**What the task requires**
Exclude any images and output the remaining records exactly.

**Data entries**
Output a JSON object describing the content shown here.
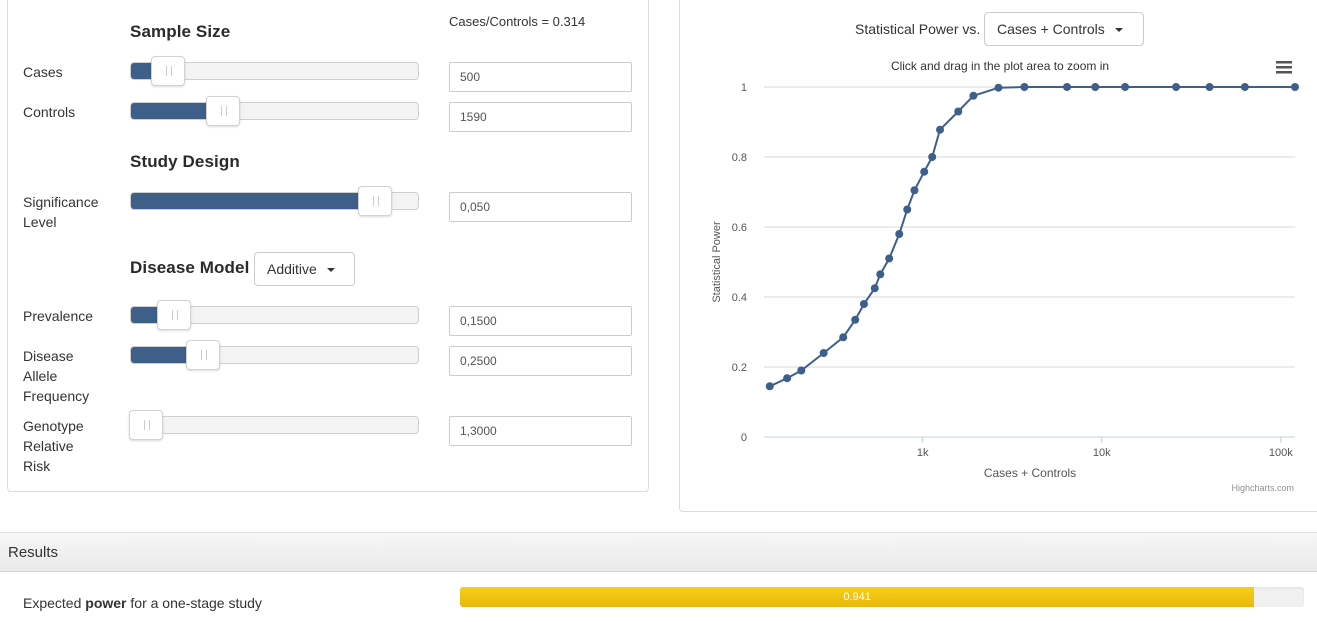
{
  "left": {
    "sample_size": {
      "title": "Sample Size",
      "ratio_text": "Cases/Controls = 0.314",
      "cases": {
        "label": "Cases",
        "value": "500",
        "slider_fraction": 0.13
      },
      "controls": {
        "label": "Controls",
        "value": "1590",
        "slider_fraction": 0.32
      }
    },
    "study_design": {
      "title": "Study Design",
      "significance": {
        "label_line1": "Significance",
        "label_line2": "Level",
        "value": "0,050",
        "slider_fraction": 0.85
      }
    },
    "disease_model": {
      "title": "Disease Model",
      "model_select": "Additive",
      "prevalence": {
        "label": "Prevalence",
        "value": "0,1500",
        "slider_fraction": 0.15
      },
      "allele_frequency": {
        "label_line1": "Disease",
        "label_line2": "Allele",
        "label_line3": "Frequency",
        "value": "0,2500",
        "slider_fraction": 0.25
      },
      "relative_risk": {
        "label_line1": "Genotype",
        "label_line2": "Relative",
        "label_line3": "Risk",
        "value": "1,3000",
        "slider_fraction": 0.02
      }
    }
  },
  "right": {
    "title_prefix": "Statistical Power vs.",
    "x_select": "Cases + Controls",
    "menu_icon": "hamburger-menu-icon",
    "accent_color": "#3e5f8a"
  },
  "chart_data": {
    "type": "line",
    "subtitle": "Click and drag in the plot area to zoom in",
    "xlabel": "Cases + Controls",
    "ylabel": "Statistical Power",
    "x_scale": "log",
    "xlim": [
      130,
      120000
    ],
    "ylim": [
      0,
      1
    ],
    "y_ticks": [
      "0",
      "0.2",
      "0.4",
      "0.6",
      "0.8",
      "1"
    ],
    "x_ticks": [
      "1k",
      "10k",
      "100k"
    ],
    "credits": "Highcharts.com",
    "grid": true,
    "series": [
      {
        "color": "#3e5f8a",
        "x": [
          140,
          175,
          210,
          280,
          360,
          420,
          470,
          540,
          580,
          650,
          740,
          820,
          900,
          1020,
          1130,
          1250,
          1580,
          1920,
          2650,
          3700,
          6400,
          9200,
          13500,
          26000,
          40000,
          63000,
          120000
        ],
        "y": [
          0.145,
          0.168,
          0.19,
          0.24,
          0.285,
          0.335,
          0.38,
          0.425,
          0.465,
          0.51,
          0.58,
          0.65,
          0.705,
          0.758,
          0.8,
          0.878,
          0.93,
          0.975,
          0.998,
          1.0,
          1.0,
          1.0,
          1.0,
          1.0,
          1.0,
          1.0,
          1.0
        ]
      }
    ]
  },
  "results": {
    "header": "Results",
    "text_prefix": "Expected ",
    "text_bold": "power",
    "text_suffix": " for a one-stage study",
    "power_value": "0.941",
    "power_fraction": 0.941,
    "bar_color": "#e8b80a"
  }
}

**Written answer**
Output a JSON object describing the content shown here.
{
  "left": {
    "sample_size": {
      "title": "Sample Size",
      "ratio_text": "Cases/Controls = 0.314",
      "cases": {
        "label": "Cases",
        "value": "500",
        "slider_fraction": 0.13
      },
      "controls": {
        "label": "Controls",
        "value": "1590",
        "slider_fraction": 0.32
      }
    },
    "study_design": {
      "title": "Study Design",
      "significance": {
        "label_line1": "Significance",
        "label_line2": "Level",
        "value": "0,050",
        "slider_fraction": 0.85
      }
    },
    "disease_model": {
      "title": "Disease Model",
      "model_select": "Additive",
      "prevalence": {
        "label": "Prevalence",
        "value": "0,1500",
        "slider_fraction": 0.15
      },
      "allele_frequency": {
        "label_line1": "Disease",
        "label_line2": "Allele",
        "label_line3": "Frequency",
        "value": "0,2500",
        "slider_fraction": 0.25
      },
      "relative_risk": {
        "label_line1": "Genotype",
        "label_line2": "Relative",
        "label_line3": "Risk",
        "value": "1,3000",
        "slider_fraction": 0.02
      }
    }
  },
  "right": {
    "title_prefix": "Statistical Power vs.",
    "x_select": "Cases + Controls",
    "menu_icon": "hamburger-menu-icon",
    "accent_color": "#3e5f8a"
  },
  "chart_data": {
    "type": "line",
    "subtitle": "Click and drag in the plot area to zoom in",
    "xlabel": "Cases + Controls",
    "ylabel": "Statistical Power",
    "x_scale": "log",
    "xlim": [
      130,
      120000
    ],
    "ylim": [
      0,
      1
    ],
    "y_ticks": [
      "0",
      "0.2",
      "0.4",
      "0.6",
      "0.8",
      "1"
    ],
    "x_ticks": [
      "1k",
      "10k",
      "100k"
    ],
    "credits": "Highcharts.com",
    "grid": true,
    "series": [
      {
        "color": "#3e5f8a",
        "x": [
          140,
          175,
          210,
          280,
          360,
          420,
          470,
          540,
          580,
          650,
          740,
          820,
          900,
          1020,
          1130,
          1250,
          1580,
          1920,
          2650,
          3700,
          6400,
          9200,
          13500,
          26000,
          40000,
          63000,
          120000
        ],
        "y": [
          0.145,
          0.168,
          0.19,
          0.24,
          0.285,
          0.335,
          0.38,
          0.425,
          0.465,
          0.51,
          0.58,
          0.65,
          0.705,
          0.758,
          0.8,
          0.878,
          0.93,
          0.975,
          0.998,
          1.0,
          1.0,
          1.0,
          1.0,
          1.0,
          1.0,
          1.0,
          1.0
        ]
      }
    ]
  },
  "results": {
    "header": "Results",
    "text_prefix": "Expected ",
    "text_bold": "power",
    "text_suffix": " for a one-stage study",
    "power_value": "0.941",
    "power_fraction": 0.941,
    "bar_color": "#e8b80a"
  }
}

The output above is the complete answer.